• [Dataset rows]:

**********

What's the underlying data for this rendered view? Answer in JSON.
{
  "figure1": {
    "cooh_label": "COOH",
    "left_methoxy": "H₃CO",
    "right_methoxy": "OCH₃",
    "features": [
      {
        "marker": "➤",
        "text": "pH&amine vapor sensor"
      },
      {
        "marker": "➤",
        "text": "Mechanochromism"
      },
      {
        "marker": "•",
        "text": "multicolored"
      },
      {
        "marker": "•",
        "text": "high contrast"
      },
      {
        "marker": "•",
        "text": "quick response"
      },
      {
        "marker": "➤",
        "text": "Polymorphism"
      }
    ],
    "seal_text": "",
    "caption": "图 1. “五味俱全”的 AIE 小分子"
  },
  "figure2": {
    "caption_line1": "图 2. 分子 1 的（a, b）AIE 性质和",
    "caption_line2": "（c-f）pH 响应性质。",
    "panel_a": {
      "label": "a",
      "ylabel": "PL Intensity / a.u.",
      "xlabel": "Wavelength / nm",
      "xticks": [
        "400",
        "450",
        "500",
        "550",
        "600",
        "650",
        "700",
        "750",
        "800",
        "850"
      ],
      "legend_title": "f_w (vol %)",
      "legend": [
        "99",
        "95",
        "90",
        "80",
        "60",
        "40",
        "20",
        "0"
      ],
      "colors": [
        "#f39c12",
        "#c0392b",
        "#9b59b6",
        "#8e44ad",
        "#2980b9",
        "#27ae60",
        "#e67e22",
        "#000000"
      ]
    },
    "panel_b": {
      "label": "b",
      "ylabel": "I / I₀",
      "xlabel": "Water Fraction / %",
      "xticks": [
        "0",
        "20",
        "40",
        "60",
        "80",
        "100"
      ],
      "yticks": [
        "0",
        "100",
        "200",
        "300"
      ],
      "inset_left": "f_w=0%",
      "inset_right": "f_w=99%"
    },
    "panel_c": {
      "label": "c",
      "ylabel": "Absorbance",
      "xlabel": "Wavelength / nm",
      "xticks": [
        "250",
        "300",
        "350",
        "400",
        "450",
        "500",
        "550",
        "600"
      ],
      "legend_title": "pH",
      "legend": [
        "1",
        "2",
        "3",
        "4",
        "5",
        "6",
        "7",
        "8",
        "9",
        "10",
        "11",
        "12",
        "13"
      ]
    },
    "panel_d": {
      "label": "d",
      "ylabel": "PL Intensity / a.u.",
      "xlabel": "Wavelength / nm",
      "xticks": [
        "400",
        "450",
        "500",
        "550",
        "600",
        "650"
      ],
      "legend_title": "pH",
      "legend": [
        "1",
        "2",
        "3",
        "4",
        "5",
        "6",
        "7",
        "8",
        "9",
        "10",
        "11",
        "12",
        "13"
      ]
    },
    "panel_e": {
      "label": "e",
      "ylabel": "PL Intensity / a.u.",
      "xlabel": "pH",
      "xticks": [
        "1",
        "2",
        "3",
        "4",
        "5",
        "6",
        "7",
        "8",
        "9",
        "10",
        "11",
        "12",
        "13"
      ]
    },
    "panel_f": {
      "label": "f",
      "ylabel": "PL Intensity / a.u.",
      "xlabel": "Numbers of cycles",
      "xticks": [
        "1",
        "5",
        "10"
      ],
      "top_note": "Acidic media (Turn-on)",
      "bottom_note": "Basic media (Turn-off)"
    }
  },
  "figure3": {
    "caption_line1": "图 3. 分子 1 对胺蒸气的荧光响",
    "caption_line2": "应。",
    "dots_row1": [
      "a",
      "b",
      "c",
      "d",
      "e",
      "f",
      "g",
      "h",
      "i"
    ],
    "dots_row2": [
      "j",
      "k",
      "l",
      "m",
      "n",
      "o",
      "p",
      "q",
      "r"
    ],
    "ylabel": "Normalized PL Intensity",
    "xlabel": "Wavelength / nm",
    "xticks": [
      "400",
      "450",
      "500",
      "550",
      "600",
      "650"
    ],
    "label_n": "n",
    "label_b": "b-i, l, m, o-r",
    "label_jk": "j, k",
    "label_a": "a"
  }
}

**********

• [Given problem]: Transcribe all the entries, keeping each one exactly as it is.

• [Task answer]:
What's the underlying data for this rendered view? Answer in JSON.
{
  "figure1": {
    "cooh_label": "COOH",
    "left_methoxy": "H₃CO",
    "right_methoxy": "OCH₃",
    "features": [
      {
        "marker": "➤",
        "text": "pH&amine vapor sensor"
      },
      {
        "marker": "➤",
        "text": "Mechanochromism"
      },
      {
        "marker": "•",
        "text": "multicolored"
      },
      {
        "marker": "•",
        "text": "high contrast"
      },
      {
        "marker": "•",
        "text": "quick response"
      },
      {
        "marker": "➤",
        "text": "Polymorphism"
      }
    ],
    "seal_text": "",
    "caption": "图 1. “五味俱全”的 AIE 小分子"
  },
  "figure2": {
    "caption_line1": "图 2. 分子 1 的（a, b）AIE 性质和",
    "caption_line2": "（c-f）pH 响应性质。",
    "panel_a": {
      "label": "a",
      "ylabel": "PL Intensity / a.u.",
      "xlabel": "Wavelength / nm",
      "xticks": [
        "400",
        "450",
        "500",
        "550",
        "600",
        "650",
        "700",
        "750",
        "800",
        "850"
      ],
      "legend_title": "f_w (vol %)",
      "legend": [
        "99",
        "95",
        "90",
        "80",
        "60",
        "40",
        "20",
        "0"
      ],
      "colors": [
        "#f39c12",
        "#c0392b",
        "#9b59b6",
        "#8e44ad",
        "#2980b9",
        "#27ae60",
        "#e67e22",
        "#000000"
      ]
    },
    "panel_b": {
      "label": "b",
      "ylabel": "I / I₀",
      "xlabel": "Water Fraction / %",
      "xticks": [
        "0",
        "20",
        "40",
        "60",
        "80",
        "100"
      ],
      "yticks": [
        "0",
        "100",
        "200",
        "300"
      ],
      "inset_left": "f_w=0%",
      "inset_right": "f_w=99%"
    },
    "panel_c": {
      "label": "c",
      "ylabel": "Absorbance",
      "xlabel": "Wavelength / nm",
      "xticks": [
        "250",
        "300",
        "350",
        "400",
        "450",
        "500",
        "550",
        "600"
      ],
      "legend_title": "pH",
      "legend": [
        "1",
        "2",
        "3",
        "4",
        "5",
        "6",
        "7",
        "8",
        "9",
        "10",
        "11",
        "12",
        "13"
      ]
    },
    "panel_d": {
      "label": "d",
      "ylabel": "PL Intensity / a.u.",
      "xlabel": "Wavelength / nm",
      "xticks": [
        "400",
        "450",
        "500",
        "550",
        "600",
        "650"
      ],
      "legend_title": "pH",
      "legend": [
        "1",
        "2",
        "3",
        "4",
        "5",
        "6",
        "7",
        "8",
        "9",
        "10",
        "11",
        "12",
        "13"
      ]
    },
    "panel_e": {
      "label": "e",
      "ylabel": "PL Intensity / a.u.",
      "xlabel": "pH",
      "xticks": [
        "1",
        "2",
        "3",
        "4",
        "5",
        "6",
        "7",
        "8",
        "9",
        "10",
        "11",
        "12",
        "13"
      ]
    },
    "panel_f": {
      "label": "f",
      "ylabel": "PL Intensity / a.u.",
      "xlabel": "Numbers of cycles",
      "xticks": [
        "1",
        "5",
        "10"
      ],
      "top_note": "Acidic media (Turn-on)",
      "bottom_note": "Basic media (Turn-off)"
    }
  },
  "figure3": {
    "caption_line1": "图 3. 分子 1 对胺蒸气的荧光响",
    "caption_line2": "应。",
    "dots_row1": [
      "a",
      "b",
      "c",
      "d",
      "e",
      "f",
      "g",
      "h",
      "i"
    ],
    "dots_row2": [
      "j",
      "k",
      "l",
      "m",
      "n",
      "o",
      "p",
      "q",
      "r"
    ],
    "ylabel": "Normalized PL Intensity",
    "xlabel": "Wavelength / nm",
    "xticks": [
      "400",
      "450",
      "500",
      "550",
      "600",
      "650"
    ],
    "label_n": "n",
    "label_b": "b-i, l, m, o-r",
    "label_jk": "j, k",
    "label_a": "a"
  }
}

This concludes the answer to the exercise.